• [Exercise directions]:
Every line that contains the word "content" should be copied.

• [Records from a collection of figures]:
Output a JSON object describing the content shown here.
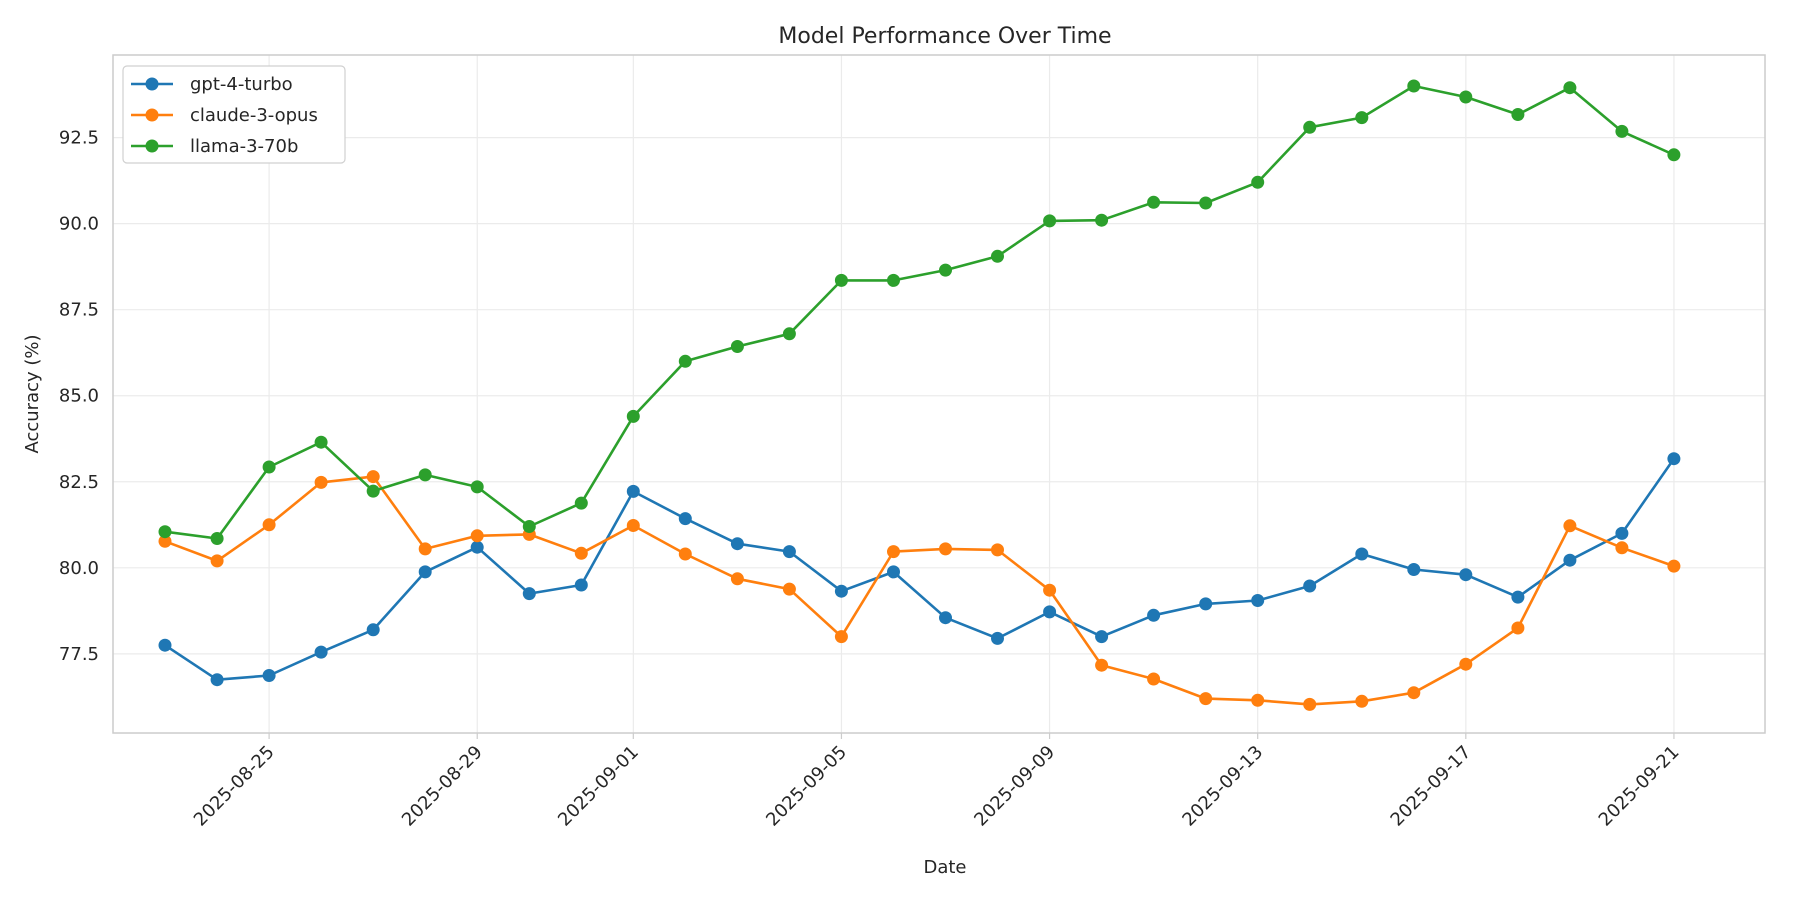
{
  "chart_data": {
    "type": "line",
    "title": "Model Performance Over Time",
    "xlabel": "Date",
    "ylabel": "Accuracy (%)",
    "x_ticks": [
      "2025-08-25",
      "2025-08-29",
      "2025-09-01",
      "2025-09-05",
      "2025-09-09",
      "2025-09-13",
      "2025-09-17",
      "2025-09-21"
    ],
    "y_ticks": [
      "77.5",
      "80.0",
      "82.5",
      "85.0",
      "87.5",
      "90.0",
      "92.5"
    ],
    "ylim": [
      75.2,
      94.9
    ],
    "xlim": [
      "2025-08-22T00:00",
      "2025-09-22T18:00"
    ],
    "grid": true,
    "legend_position": "upper-left",
    "x": [
      "2025-08-23",
      "2025-08-24",
      "2025-08-25",
      "2025-08-26",
      "2025-08-27",
      "2025-08-28",
      "2025-08-29",
      "2025-08-30",
      "2025-08-31",
      "2025-09-01",
      "2025-09-02",
      "2025-09-03",
      "2025-09-04",
      "2025-09-05",
      "2025-09-06",
      "2025-09-07",
      "2025-09-08",
      "2025-09-09",
      "2025-09-10",
      "2025-09-11",
      "2025-09-12",
      "2025-09-13",
      "2025-09-14",
      "2025-09-15",
      "2025-09-16",
      "2025-09-17",
      "2025-09-18",
      "2025-09-19",
      "2025-09-20",
      "2025-09-21"
    ],
    "series": [
      {
        "name": "gpt-4-turbo",
        "color": "#1f77b4",
        "values": [
          77.75,
          76.75,
          76.87,
          77.55,
          78.2,
          79.88,
          80.6,
          79.25,
          79.5,
          82.22,
          81.43,
          80.7,
          80.47,
          79.32,
          79.88,
          78.55,
          77.95,
          78.72,
          78.0,
          78.62,
          78.95,
          79.05,
          79.47,
          80.4,
          79.95,
          79.8,
          79.15,
          80.22,
          81.0,
          83.17
        ]
      },
      {
        "name": "claude-3-opus",
        "color": "#ff7f0e",
        "values": [
          80.77,
          80.2,
          81.25,
          82.48,
          82.65,
          80.55,
          80.93,
          80.97,
          80.42,
          81.23,
          80.4,
          79.68,
          79.38,
          78.0,
          80.47,
          80.55,
          80.52,
          79.35,
          77.17,
          76.77,
          76.2,
          76.15,
          76.03,
          76.12,
          76.37,
          77.2,
          78.25,
          81.22,
          80.58,
          80.05
        ]
      },
      {
        "name": "llama-3-70b",
        "color": "#2ca02c",
        "values": [
          81.05,
          80.85,
          82.93,
          83.65,
          82.23,
          82.7,
          82.35,
          81.2,
          81.88,
          84.4,
          86.0,
          86.43,
          86.8,
          88.35,
          88.35,
          88.65,
          89.05,
          90.08,
          90.1,
          90.62,
          90.6,
          91.2,
          92.8,
          93.08,
          94.0,
          93.68,
          93.17,
          93.95,
          92.68,
          92.0
        ]
      }
    ]
  }
}
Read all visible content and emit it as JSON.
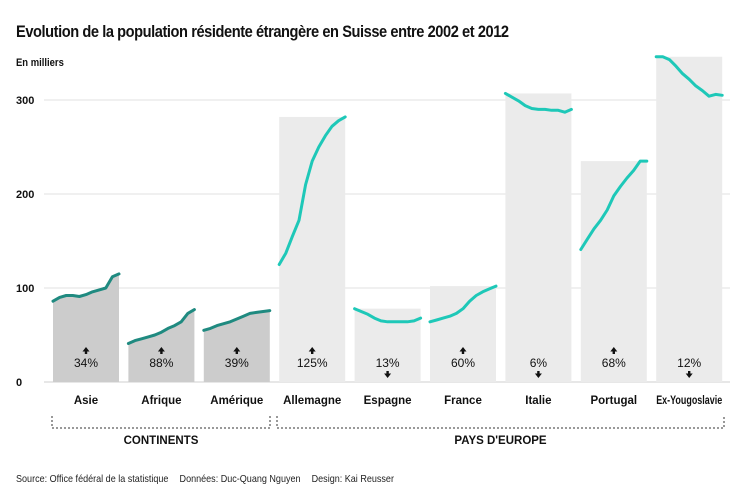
{
  "chart_data": {
    "type": "area",
    "title": "Evolution de la population résidente étrangère en Suisse entre 2002 et 2012",
    "ylabel": "En milliers",
    "xlabel": "",
    "ylim": [
      0,
      350
    ],
    "yticks": [
      0,
      100,
      200,
      300
    ],
    "x": [
      2002,
      2003,
      2004,
      2005,
      2006,
      2007,
      2008,
      2009,
      2010,
      2011,
      2012
    ],
    "grid": true,
    "groups": [
      {
        "label": "CONTINENTS",
        "color": "#cccccc",
        "line_color": "#1f8a80"
      },
      {
        "label": "PAYS D'EUROPE",
        "color": "#ebebeb",
        "line_color": "#1ec8b8"
      }
    ],
    "series": [
      {
        "name": "Asie",
        "group": 0,
        "change": "34%",
        "direction": "up",
        "values": [
          86,
          90,
          92,
          92,
          91,
          93,
          96,
          98,
          100,
          112,
          115
        ]
      },
      {
        "name": "Afrique",
        "group": 0,
        "change": "88%",
        "direction": "up",
        "values": [
          41,
          44,
          46,
          48,
          50,
          53,
          57,
          60,
          64,
          73,
          77
        ]
      },
      {
        "name": "Amérique",
        "group": 0,
        "change": "39%",
        "direction": "up",
        "values": [
          55,
          57,
          60,
          62,
          64,
          67,
          70,
          73,
          74,
          75,
          76
        ]
      },
      {
        "name": "Allemagne",
        "group": 1,
        "change": "125%",
        "direction": "up",
        "values": [
          125,
          137,
          155,
          172,
          210,
          235,
          250,
          262,
          272,
          278,
          282
        ]
      },
      {
        "name": "Espagne",
        "group": 1,
        "change": "13%",
        "direction": "down",
        "values": [
          78,
          75,
          72,
          68,
          65,
          64,
          64,
          64,
          64,
          65,
          68
        ]
      },
      {
        "name": "France",
        "group": 1,
        "change": "60%",
        "direction": "up",
        "values": [
          64,
          66,
          68,
          70,
          73,
          78,
          86,
          92,
          96,
          99,
          102
        ]
      },
      {
        "name": "Italie",
        "group": 1,
        "change": "6%",
        "direction": "down",
        "values": [
          307,
          303,
          299,
          294,
          291,
          290,
          290,
          289,
          289,
          287,
          290
        ]
      },
      {
        "name": "Portugal",
        "group": 1,
        "change": "68%",
        "direction": "up",
        "values": [
          141,
          152,
          163,
          172,
          183,
          198,
          208,
          217,
          225,
          235,
          235
        ]
      },
      {
        "name": "Ex-Yougoslavie",
        "group": 1,
        "change": "12%",
        "direction": "down",
        "values": [
          346,
          346,
          343,
          336,
          328,
          322,
          315,
          310,
          304,
          306,
          305
        ]
      }
    ]
  },
  "footer": {
    "source": "Source: Office fédéral de la statistique",
    "data": "Données: Duc-Quang Nguyen",
    "design": "Design: Kai Reusser"
  }
}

• [Exercise output]:
Output a JSON object describing the content shown here.
Read all visible content and emit it as JSON.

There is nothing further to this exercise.